PROBLEM
Select every line containing the word "disciples" from the material, and copy those lines.

Saved data entries:
* begin *
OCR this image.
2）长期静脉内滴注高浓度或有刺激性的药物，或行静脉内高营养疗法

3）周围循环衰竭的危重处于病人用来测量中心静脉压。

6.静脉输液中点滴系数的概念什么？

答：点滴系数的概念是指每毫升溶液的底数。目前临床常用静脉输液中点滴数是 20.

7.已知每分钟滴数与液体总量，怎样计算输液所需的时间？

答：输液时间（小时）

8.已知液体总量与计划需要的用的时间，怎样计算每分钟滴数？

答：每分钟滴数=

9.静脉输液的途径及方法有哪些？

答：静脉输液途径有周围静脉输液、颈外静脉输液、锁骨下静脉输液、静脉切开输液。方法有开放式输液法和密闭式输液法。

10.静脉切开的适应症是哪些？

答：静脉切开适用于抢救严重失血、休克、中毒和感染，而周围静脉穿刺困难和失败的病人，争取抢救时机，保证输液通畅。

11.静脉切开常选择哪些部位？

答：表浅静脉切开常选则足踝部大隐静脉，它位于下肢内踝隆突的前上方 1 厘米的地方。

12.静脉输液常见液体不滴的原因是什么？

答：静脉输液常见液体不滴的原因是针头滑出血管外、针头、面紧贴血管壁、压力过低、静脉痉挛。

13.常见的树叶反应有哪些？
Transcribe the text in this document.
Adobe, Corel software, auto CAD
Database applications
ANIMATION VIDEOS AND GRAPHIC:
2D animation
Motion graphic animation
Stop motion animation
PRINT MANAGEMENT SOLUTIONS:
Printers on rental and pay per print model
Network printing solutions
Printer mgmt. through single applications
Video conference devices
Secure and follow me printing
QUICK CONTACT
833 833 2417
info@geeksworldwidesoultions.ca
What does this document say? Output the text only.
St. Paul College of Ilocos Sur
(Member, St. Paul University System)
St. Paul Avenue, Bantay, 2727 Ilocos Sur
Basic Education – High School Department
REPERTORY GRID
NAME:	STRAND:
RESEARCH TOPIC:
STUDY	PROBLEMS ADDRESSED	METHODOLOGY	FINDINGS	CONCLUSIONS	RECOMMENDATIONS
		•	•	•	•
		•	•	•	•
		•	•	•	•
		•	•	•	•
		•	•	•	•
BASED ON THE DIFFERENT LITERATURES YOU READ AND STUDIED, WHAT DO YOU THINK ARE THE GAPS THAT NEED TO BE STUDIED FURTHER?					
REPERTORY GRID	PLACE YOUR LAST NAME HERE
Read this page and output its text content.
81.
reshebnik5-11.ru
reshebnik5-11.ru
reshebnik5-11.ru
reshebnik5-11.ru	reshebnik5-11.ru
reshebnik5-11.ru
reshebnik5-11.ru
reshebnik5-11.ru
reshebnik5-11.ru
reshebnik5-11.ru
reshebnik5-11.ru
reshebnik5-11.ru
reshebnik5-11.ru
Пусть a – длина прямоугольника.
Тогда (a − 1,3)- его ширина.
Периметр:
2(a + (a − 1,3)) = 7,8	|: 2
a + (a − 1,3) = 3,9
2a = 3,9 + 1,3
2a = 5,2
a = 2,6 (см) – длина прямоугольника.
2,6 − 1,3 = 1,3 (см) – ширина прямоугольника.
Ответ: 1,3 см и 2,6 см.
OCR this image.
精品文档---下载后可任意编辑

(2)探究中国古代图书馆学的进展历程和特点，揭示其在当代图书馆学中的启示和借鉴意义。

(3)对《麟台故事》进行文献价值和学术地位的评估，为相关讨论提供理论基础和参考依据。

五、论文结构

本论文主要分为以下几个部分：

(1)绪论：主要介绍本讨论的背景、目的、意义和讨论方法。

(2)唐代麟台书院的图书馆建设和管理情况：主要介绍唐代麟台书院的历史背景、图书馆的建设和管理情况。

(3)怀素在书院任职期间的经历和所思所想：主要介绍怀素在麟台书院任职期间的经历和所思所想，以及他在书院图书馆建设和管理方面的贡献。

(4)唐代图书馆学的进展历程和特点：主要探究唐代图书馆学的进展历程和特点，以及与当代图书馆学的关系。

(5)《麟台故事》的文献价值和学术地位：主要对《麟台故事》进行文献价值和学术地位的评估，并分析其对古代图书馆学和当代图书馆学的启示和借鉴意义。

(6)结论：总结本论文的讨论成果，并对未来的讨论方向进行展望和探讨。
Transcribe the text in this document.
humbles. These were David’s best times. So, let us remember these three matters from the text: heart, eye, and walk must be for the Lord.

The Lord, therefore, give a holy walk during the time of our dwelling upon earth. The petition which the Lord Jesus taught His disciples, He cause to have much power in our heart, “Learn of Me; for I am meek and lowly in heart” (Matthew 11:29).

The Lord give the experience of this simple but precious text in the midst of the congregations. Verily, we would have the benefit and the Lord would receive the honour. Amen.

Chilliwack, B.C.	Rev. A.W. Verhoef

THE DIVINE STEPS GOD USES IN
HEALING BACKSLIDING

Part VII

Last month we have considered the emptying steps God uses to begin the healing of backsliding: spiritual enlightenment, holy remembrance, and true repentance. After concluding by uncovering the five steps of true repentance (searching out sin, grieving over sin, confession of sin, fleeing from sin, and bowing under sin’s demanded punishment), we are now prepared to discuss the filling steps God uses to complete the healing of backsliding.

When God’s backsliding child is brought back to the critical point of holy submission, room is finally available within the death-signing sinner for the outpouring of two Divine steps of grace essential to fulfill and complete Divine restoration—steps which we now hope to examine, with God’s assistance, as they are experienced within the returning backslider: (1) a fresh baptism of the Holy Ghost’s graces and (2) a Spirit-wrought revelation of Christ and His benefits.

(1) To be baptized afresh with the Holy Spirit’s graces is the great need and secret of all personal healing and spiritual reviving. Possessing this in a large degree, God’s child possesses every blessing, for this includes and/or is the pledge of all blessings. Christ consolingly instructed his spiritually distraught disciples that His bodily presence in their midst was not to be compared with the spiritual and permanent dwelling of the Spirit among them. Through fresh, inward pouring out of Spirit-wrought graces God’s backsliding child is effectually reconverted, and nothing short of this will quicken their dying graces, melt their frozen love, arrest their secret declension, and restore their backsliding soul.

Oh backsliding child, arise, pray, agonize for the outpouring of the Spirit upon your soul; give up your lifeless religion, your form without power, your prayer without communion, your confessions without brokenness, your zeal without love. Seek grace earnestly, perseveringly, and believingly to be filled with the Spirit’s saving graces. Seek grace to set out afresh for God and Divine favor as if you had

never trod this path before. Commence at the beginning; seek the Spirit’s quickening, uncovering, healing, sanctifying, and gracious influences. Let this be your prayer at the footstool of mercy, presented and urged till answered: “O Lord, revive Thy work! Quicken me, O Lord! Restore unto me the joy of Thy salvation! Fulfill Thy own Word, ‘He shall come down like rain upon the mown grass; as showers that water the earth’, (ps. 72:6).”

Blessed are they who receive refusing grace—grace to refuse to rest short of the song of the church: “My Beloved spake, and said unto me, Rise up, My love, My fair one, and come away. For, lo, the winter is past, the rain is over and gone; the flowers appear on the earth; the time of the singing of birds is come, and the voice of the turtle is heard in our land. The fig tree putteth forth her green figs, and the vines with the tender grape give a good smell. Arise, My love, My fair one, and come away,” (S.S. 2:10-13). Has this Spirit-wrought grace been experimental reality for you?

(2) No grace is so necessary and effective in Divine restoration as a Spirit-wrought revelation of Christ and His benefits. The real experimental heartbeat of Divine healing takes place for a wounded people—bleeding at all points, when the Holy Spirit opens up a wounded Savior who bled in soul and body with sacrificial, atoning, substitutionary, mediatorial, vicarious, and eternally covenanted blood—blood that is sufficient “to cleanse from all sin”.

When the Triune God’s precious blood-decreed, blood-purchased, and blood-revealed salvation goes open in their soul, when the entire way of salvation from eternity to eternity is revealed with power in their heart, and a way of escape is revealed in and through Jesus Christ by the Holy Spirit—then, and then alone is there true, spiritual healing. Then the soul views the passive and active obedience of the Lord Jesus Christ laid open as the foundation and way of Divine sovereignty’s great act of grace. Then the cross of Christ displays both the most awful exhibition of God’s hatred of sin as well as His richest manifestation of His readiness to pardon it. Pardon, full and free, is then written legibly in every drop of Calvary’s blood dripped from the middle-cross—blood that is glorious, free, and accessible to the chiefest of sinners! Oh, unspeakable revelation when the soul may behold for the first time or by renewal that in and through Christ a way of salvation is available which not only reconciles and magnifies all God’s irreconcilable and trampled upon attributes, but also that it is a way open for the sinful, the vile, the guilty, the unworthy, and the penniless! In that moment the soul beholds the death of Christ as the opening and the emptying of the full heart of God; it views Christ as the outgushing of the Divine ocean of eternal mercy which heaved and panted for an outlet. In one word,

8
* end *
OUTPUT OF THE TASK
The Lord, therefore, give a holy walk during the time of our dwelling upon earth. The petition which the Lord Jesus taught His disciples, He cause to have much power in our heart, “Learn of Me; for I am meek and lowly in heart” (Matthew 11:29).
(1) To be baptized afresh with the Holy Spirit’s graces is the great need and secret of all personal healing and spiritual reviving. Possessing this in a large degree, God’s child possesses every blessing, for this includes and/or is the pledge of all blessings. Christ consolingly instructed his spiritually distraught disciples that His bodily presence in their midst was not to be compared with the spiritual and permanent dwelling of the Spirit among them. Through fresh, inward pouring out of Spirit-wrought graces God’s backsliding child is effectually reconverted, and nothing short of this will quicken their dying graces, melt their frozen love, arrest their secret declension, and restore their backsliding soul.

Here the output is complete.